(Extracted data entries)
+++

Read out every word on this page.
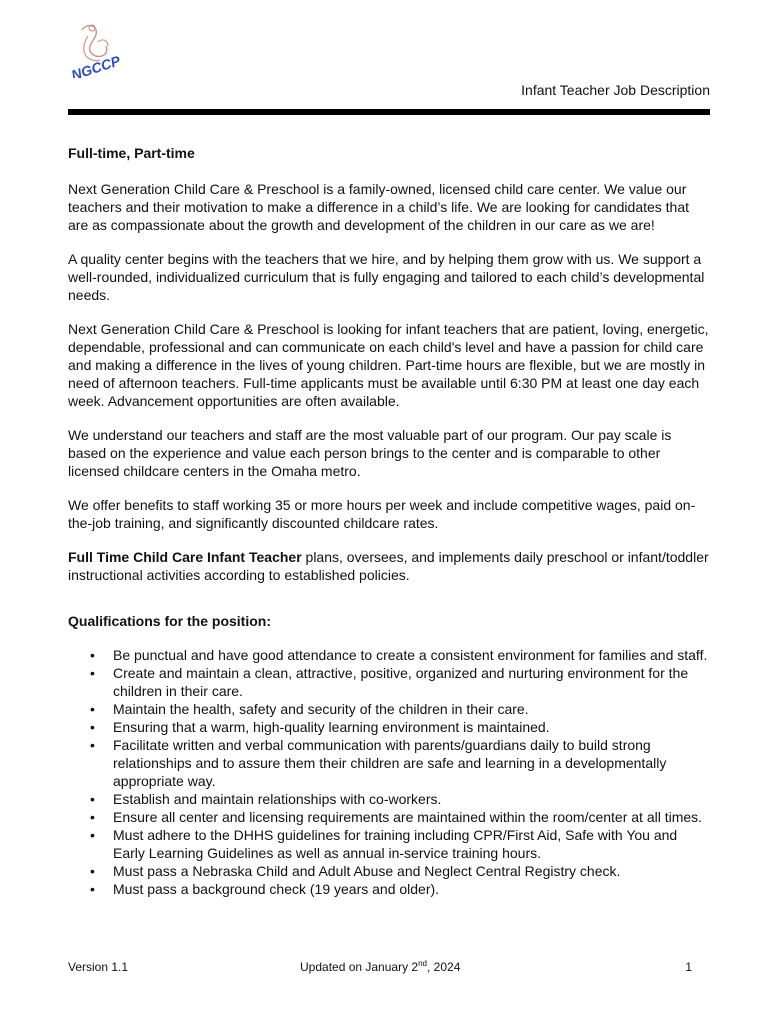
NGCCP
Infant Teacher Job Description
Full-time, Part-time

Next Generation Child Care & Preschool is a family-owned, licensed child care center. We value our teachers and their motivation to make a difference in a child’s life. We are looking for candidates that are as compassionate about the growth and development of the children in our care as we are!

A quality center begins with the teachers that we hire, and by helping them grow with us. We support a well-rounded, individualized curriculum that is fully engaging and tailored to each child’s developmental needs.

Next Generation Child Care & Preschool is looking for infant teachers that are patient, loving, energetic, dependable, professional and can communicate on each child's level and have a passion for child care and making a difference in the lives of young children. Part-time hours are flexible, but we are mostly in need of afternoon teachers. Full-time applicants must be available until 6:30 PM at least one day each week. Advancement opportunities are often available.

We understand our teachers and staff are the most valuable part of our program. Our pay scale is based on the experience and value each person brings to the center and is comparable to other licensed childcare centers in the Omaha metro.

We offer benefits to staff working 35 or more hours per week and include competitive wages, paid on-the-job training, and significantly discounted childcare rates.

Full Time Child Care Infant Teacher plans, oversees, and implements daily preschool or infant/toddler instructional activities according to established policies.

Qualifications for the position:
• Be punctual and have good attendance to create a consistent environment for families and staff.
• Create and maintain a clean, attractive, positive, organized and nurturing environment for the children in their care.
• Maintain the health, safety and security of the children in their care.
• Ensuring that a warm, high-quality learning environment is maintained.
• Facilitate written and verbal communication with parents/guardians daily to build strong relationships and to assure them their children are safe and learning in a developmentally appropriate way.
• Establish and maintain relationships with co-workers.
• Ensure all center and licensing requirements are maintained within the room/center at all times.
• Must adhere to the DHHS guidelines for training including CPR/First Aid, Safe with You and Early Learning Guidelines as well as annual in-service training hours.
• Must pass a Nebraska Child and Adult Abuse and Neglect Central Registry check.
• Must pass a background check (19 years and older).
Version 1.1	Updated on January 2nd, 2024	1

+++

Leave out the pictures, and give all the records again exactly.

Read out every word on this page.
NGCCP
Infant Teacher Job Description
Full-time, Part-time

Next Generation Child Care & Preschool is a family-owned, licensed child care center. We value our teachers and their motivation to make a difference in a child’s life. We are looking for candidates that are as compassionate about the growth and development of the children in our care as we are!

A quality center begins with the teachers that we hire, and by helping them grow with us. We support a well-rounded, individualized curriculum that is fully engaging and tailored to each child’s developmental needs.

Next Generation Child Care & Preschool is looking for infant teachers that are patient, loving, energetic, dependable, professional and can communicate on each child's level and have a passion for child care and making a difference in the lives of young children. Part-time hours are flexible, but we are mostly in need of afternoon teachers. Full-time applicants must be available until 6:30 PM at least one day each week. Advancement opportunities are often available.

We understand our teachers and staff are the most valuable part of our program. Our pay scale is based on the experience and value each person brings to the center and is comparable to other licensed childcare centers in the Omaha metro.

We offer benefits to staff working 35 or more hours per week and include competitive wages, paid on-the-job training, and significantly discounted childcare rates.

Full Time Child Care Infant Teacher plans, oversees, and implements daily preschool or infant/toddler instructional activities according to established policies.

Qualifications for the position:
• Be punctual and have good attendance to create a consistent environment for families and staff.
• Create and maintain a clean, attractive, positive, organized and nurturing environment for the children in their care.
• Maintain the health, safety and security of the children in their care.
• Ensuring that a warm, high-quality learning environment is maintained.
• Facilitate written and verbal communication with parents/guardians daily to build strong relationships and to assure them their children are safe and learning in a developmentally appropriate way.
• Establish and maintain relationships with co-workers.
• Ensure all center and licensing requirements are maintained within the room/center at all times.
• Must adhere to the DHHS guidelines for training including CPR/First Aid, Safe with You and Early Learning Guidelines as well as annual in-service training hours.
• Must pass a Nebraska Child and Adult Abuse and Neglect Central Registry check.
• Must pass a background check (19 years and older).
Version 1.1	Updated on January 2nd, 2024	1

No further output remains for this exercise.